• Problem requirements
Return every one of the following lines exactly as they appear, leaving out the pictures.

____ Stored records

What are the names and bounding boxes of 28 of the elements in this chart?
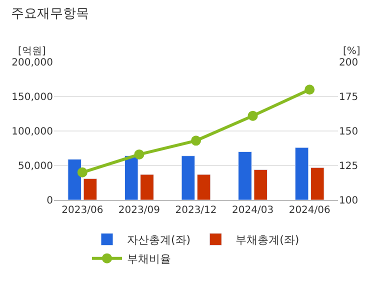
x-tick-label: 2023/06 [62, 205, 104, 216]
point [77, 167, 88, 178]
y-tick-label: 100,000 [12, 126, 53, 138]
point [191, 136, 201, 146]
y2-tick-label: 175 [339, 92, 358, 103]
y2-axis-title: [%] [343, 46, 360, 57]
chart-title: 주요재무항목 [11, 6, 90, 22]
legend-label: 부채총계(좌) [236, 234, 300, 247]
y2-tick-label: 150 [339, 126, 358, 138]
y-tick-label: 50,000 [18, 161, 53, 172]
y2-tick-label: 100 [339, 196, 358, 206]
legend-label: 자산총계(좌) [127, 234, 191, 247]
y2-tick-label: 200 [339, 58, 358, 68]
x-tick-label: 2023/12 [175, 205, 217, 216]
bar [181, 156, 196, 200]
point [248, 110, 258, 121]
y-axis-title: [억원] [18, 46, 46, 57]
point [304, 84, 315, 95]
y2-tick-label: 125 [339, 161, 358, 172]
y-tick-label: 150,000 [12, 92, 53, 103]
y-tick-label: 200,000 [12, 58, 53, 68]
legend-label: 부채비율 [127, 252, 171, 266]
bar [196, 174, 211, 200]
y-tick-label: 0 [46, 196, 53, 206]
x-tick-label: 2023/09 [118, 205, 160, 216]
x-tick-label: 2024/06 [288, 205, 330, 216]
x-tick-label: 2024/03 [232, 205, 274, 216]
point [134, 149, 144, 160]
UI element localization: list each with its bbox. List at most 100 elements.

________

• Task response
What are the names and bounding boxes of 28 of the elements in this chart?
x-tick-label: 2023/06 [62, 205, 104, 216]
point [77, 167, 88, 178]
y-tick-label: 100,000 [12, 126, 53, 138]
point [191, 136, 201, 146]
y2-tick-label: 175 [339, 92, 358, 103]
y2-axis-title: [%] [343, 46, 360, 57]
chart-title: 주요재무항목 [11, 6, 90, 22]
legend-label: 부채총계(좌) [236, 234, 300, 247]
y2-tick-label: 150 [339, 126, 358, 138]
y-tick-label: 50,000 [18, 161, 53, 172]
y2-tick-label: 100 [339, 196, 358, 206]
legend-label: 자산총계(좌) [127, 234, 191, 247]
y2-tick-label: 200 [339, 58, 358, 68]
x-tick-label: 2023/12 [175, 205, 217, 216]
bar [181, 156, 196, 200]
point [248, 110, 258, 121]
y-axis-title: [억원] [18, 46, 46, 57]
point [304, 84, 315, 95]
y2-tick-label: 125 [339, 161, 358, 172]
y-tick-label: 150,000 [12, 92, 53, 103]
y-tick-label: 200,000 [12, 58, 53, 68]
legend-label: 부채비율 [127, 252, 171, 266]
bar [196, 174, 211, 200]
y-tick-label: 0 [46, 196, 53, 206]
x-tick-label: 2023/09 [118, 205, 160, 216]
x-tick-label: 2024/06 [288, 205, 330, 216]
x-tick-label: 2024/03 [232, 205, 274, 216]
point [134, 149, 144, 160]
UI element localization: list each with its bbox. List at most 100 elements.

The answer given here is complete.